* _GIVEN PROBLEM_:
Each record must be retyped in full. No character may differ.
[begin RECORDS FOR THE EXERCISE]
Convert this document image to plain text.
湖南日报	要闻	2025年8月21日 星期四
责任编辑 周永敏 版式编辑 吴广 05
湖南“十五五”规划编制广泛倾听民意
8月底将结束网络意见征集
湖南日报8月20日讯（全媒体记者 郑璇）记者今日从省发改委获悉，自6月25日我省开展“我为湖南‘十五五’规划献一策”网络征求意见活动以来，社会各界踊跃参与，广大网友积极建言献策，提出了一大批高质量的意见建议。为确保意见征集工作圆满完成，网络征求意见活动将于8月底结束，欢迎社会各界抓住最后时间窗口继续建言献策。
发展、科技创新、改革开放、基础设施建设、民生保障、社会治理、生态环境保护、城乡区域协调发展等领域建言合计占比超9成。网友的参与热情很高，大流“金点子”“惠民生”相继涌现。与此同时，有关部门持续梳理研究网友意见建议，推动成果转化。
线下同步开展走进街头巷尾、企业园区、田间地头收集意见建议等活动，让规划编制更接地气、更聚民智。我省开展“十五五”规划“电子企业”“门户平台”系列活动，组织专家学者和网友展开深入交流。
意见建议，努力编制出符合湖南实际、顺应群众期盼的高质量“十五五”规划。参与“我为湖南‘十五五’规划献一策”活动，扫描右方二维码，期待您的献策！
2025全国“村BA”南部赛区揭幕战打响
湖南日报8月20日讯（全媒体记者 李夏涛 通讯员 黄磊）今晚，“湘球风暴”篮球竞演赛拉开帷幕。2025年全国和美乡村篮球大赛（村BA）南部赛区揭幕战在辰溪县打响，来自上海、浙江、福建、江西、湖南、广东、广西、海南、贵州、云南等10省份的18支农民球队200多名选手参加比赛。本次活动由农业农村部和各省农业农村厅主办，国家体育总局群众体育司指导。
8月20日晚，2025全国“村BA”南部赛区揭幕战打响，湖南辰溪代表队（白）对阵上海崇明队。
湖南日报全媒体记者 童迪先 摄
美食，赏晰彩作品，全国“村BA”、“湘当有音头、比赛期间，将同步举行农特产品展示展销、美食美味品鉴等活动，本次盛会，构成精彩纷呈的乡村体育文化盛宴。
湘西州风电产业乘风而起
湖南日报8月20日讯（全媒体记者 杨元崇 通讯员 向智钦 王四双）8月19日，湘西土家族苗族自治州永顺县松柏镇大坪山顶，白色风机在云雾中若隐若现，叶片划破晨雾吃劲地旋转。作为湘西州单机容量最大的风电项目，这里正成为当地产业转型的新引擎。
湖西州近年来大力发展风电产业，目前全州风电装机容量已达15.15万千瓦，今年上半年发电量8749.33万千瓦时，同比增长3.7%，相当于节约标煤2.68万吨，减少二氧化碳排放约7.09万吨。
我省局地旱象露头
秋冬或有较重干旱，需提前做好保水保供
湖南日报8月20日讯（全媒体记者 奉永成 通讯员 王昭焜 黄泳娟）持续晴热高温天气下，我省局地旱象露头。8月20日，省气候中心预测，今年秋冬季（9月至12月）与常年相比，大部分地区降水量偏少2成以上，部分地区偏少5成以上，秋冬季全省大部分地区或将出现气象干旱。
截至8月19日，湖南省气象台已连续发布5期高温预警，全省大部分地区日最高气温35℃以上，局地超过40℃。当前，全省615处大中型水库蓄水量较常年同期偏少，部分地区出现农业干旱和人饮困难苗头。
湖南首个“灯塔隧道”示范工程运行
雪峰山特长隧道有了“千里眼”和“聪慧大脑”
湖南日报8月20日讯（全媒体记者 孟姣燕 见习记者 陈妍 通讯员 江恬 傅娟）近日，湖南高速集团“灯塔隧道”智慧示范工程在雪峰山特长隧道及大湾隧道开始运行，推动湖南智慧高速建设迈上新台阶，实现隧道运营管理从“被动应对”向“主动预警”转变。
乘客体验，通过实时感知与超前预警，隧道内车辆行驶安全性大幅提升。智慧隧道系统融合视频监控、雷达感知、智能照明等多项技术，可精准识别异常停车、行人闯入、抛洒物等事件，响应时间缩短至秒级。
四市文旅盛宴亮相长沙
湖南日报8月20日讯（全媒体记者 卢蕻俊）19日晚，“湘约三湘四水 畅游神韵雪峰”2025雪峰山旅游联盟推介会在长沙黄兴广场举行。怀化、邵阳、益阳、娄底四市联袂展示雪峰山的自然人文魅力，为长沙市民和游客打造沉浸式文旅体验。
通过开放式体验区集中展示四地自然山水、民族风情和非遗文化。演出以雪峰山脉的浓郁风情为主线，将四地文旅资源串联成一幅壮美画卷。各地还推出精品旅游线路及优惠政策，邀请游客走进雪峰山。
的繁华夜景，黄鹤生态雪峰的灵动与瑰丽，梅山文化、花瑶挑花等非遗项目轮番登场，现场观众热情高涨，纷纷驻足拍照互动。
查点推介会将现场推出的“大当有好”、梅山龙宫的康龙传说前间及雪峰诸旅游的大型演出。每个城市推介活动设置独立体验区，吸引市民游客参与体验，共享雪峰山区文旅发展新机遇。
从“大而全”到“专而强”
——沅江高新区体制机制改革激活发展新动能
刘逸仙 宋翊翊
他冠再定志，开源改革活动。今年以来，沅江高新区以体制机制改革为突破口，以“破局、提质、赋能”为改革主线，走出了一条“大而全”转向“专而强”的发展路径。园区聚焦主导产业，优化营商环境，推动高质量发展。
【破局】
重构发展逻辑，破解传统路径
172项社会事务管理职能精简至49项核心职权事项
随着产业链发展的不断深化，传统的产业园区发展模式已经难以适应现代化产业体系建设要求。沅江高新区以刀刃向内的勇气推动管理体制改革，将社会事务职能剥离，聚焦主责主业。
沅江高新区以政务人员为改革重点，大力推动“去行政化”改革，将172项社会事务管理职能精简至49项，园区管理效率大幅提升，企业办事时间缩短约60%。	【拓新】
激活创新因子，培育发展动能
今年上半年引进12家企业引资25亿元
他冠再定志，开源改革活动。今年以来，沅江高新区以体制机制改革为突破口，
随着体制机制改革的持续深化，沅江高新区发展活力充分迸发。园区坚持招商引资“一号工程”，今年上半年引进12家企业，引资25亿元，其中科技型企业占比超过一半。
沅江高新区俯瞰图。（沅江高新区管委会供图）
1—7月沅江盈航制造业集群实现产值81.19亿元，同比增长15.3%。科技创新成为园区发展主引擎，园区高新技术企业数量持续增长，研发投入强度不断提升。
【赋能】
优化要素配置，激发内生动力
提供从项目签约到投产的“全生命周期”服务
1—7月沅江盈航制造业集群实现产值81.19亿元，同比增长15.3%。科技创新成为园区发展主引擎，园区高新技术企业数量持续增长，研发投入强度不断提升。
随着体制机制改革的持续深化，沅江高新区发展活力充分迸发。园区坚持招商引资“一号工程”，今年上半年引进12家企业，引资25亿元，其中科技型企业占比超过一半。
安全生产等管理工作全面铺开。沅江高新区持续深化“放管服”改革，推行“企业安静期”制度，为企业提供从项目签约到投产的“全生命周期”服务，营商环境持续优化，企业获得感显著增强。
[end RECORDS FOR THE EXERCISE]
* _CORRECT ANSWER_:
Convert this document image to plain text.
湖南日报	要闻	2025年8月21日 星期四
责任编辑 周永敏 版式编辑 吴广 05
湖南“十五五”规划编制广泛倾听民意
8月底将结束网络意见征集
湖南日报8月20日讯（全媒体记者 郑璇）记者今日从省发改委获悉，自6月25日我省开展“我为湖南‘十五五’规划献一策”网络征求意见活动以来，社会各界踊跃参与，广大网友积极建言献策，提出了一大批高质量的意见建议。为确保意见征集工作圆满完成，网络征求意见活动将于8月底结束，欢迎社会各界抓住最后时间窗口继续建言献策。
发展、科技创新、改革开放、基础设施建设、民生保障、社会治理、生态环境保护、城乡区域协调发展等领域建言合计占比超9成。网友的参与热情很高，大流“金点子”“惠民生”相继涌现。与此同时，有关部门持续梳理研究网友意见建议，推动成果转化。
线下同步开展走进街头巷尾、企业园区、田间地头收集意见建议等活动，让规划编制更接地气、更聚民智。我省开展“十五五”规划“电子企业”“门户平台”系列活动，组织专家学者和网友展开深入交流。
意见建议，努力编制出符合湖南实际、顺应群众期盼的高质量“十五五”规划。参与“我为湖南‘十五五’规划献一策”活动，扫描右方二维码，期待您的献策！
2025全国“村BA”南部赛区揭幕战打响
湖南日报8月20日讯（全媒体记者 李夏涛 通讯员 黄磊）今晚，“湘球风暴”篮球竞演赛拉开帷幕。2025年全国和美乡村篮球大赛（村BA）南部赛区揭幕战在辰溪县打响，来自上海、浙江、福建、江西、湖南、广东、广西、海南、贵州、云南等10省份的18支农民球队200多名选手参加比赛。本次活动由农业农村部和各省农业农村厅主办，国家体育总局群众体育司指导。
8月20日晚，2025全国“村BA”南部赛区揭幕战打响，湖南辰溪代表队（白）对阵上海崇明队。
湖南日报全媒体记者 童迪先 摄
美食，赏晰彩作品，全国“村BA”、“湘当有音头、比赛期间，将同步举行农特产品展示展销、美食美味品鉴等活动，本次盛会，构成精彩纷呈的乡村体育文化盛宴。
湘西州风电产业乘风而起
湖南日报8月20日讯（全媒体记者 杨元崇 通讯员 向智钦 王四双）8月19日，湘西土家族苗族自治州永顺县松柏镇大坪山顶，白色风机在云雾中若隐若现，叶片划破晨雾吃劲地旋转。作为湘西州单机容量最大的风电项目，这里正成为当地产业转型的新引擎。
湖西州近年来大力发展风电产业，目前全州风电装机容量已达15.15万千瓦，今年上半年发电量8749.33万千瓦时，同比增长3.7%，相当于节约标煤2.68万吨，减少二氧化碳排放约7.09万吨。
我省局地旱象露头
秋冬或有较重干旱，需提前做好保水保供
湖南日报8月20日讯（全媒体记者 奉永成 通讯员 王昭焜 黄泳娟）持续晴热高温天气下，我省局地旱象露头。8月20日，省气候中心预测，今年秋冬季（9月至12月）与常年相比，大部分地区降水量偏少2成以上，部分地区偏少5成以上，秋冬季全省大部分地区或将出现气象干旱。
截至8月19日，湖南省气象台已连续发布5期高温预警，全省大部分地区日最高气温35℃以上，局地超过40℃。当前，全省615处大中型水库蓄水量较常年同期偏少，部分地区出现农业干旱和人饮困难苗头。
湖南首个“灯塔隧道”示范工程运行
雪峰山特长隧道有了“千里眼”和“聪慧大脑”
湖南日报8月20日讯（全媒体记者 孟姣燕 见习记者 陈妍 通讯员 江恬 傅娟）近日，湖南高速集团“灯塔隧道”智慧示范工程在雪峰山特长隧道及大湾隧道开始运行，推动湖南智慧高速建设迈上新台阶，实现隧道运营管理从“被动应对”向“主动预警”转变。
乘客体验，通过实时感知与超前预警，隧道内车辆行驶安全性大幅提升。智慧隧道系统融合视频监控、雷达感知、智能照明等多项技术，可精准识别异常停车、行人闯入、抛洒物等事件，响应时间缩短至秒级。
四市文旅盛宴亮相长沙
湖南日报8月20日讯（全媒体记者 卢蕻俊）19日晚，“湘约三湘四水 畅游神韵雪峰”2025雪峰山旅游联盟推介会在长沙黄兴广场举行。怀化、邵阳、益阳、娄底四市联袂展示雪峰山的自然人文魅力，为长沙市民和游客打造沉浸式文旅体验。
通过开放式体验区集中展示四地自然山水、民族风情和非遗文化。演出以雪峰山脉的浓郁风情为主线，将四地文旅资源串联成一幅壮美画卷。各地还推出精品旅游线路及优惠政策，邀请游客走进雪峰山。
的繁华夜景，黄鹤生态雪峰的灵动与瑰丽，梅山文化、花瑶挑花等非遗项目轮番登场，现场观众热情高涨，纷纷驻足拍照互动。
查点推介会将现场推出的“大当有好”、梅山龙宫的康龙传说前间及雪峰诸旅游的大型演出。每个城市推介活动设置独立体验区，吸引市民游客参与体验，共享雪峰山区文旅发展新机遇。
从“大而全”到“专而强”
——沅江高新区体制机制改革激活发展新动能
刘逸仙 宋翊翊
他冠再定志，开源改革活动。今年以来，沅江高新区以体制机制改革为突破口，以“破局、提质、赋能”为改革主线，走出了一条“大而全”转向“专而强”的发展路径。园区聚焦主导产业，优化营商环境，推动高质量发展。
【破局】
重构发展逻辑，破解传统路径
172项社会事务管理职能精简至49项核心职权事项
随着产业链发展的不断深化，传统的产业园区发展模式已经难以适应现代化产业体系建设要求。沅江高新区以刀刃向内的勇气推动管理体制改革，将社会事务职能剥离，聚焦主责主业。
沅江高新区以政务人员为改革重点，大力推动“去行政化”改革，将172项社会事务管理职能精简至49项，园区管理效率大幅提升，企业办事时间缩短约60%。	【拓新】
激活创新因子，培育发展动能
今年上半年引进12家企业引资25亿元
他冠再定志，开源改革活动。今年以来，沅江高新区以体制机制改革为突破口，
随着体制机制改革的持续深化，沅江高新区发展活力充分迸发。园区坚持招商引资“一号工程”，今年上半年引进12家企业，引资25亿元，其中科技型企业占比超过一半。
沅江高新区俯瞰图。（沅江高新区管委会供图）
1—7月沅江盈航制造业集群实现产值81.19亿元，同比增长15.3%。科技创新成为园区发展主引擎，园区高新技术企业数量持续增长，研发投入强度不断提升。
【赋能】
优化要素配置，激发内生动力
提供从项目签约到投产的“全生命周期”服务
1—7月沅江盈航制造业集群实现产值81.19亿元，同比增长15.3%。科技创新成为园区发展主引擎，园区高新技术企业数量持续增长，研发投入强度不断提升。
随着体制机制改革的持续深化，沅江高新区发展活力充分迸发。园区坚持招商引资“一号工程”，今年上半年引进12家企业，引资25亿元，其中科技型企业占比超过一半。
安全生产等管理工作全面铺开。沅江高新区持续深化“放管服”改革，推行“企业安静期”制度，为企业提供从项目签约到投产的“全生命周期”服务，营商环境持续优化，企业获得感显著增强。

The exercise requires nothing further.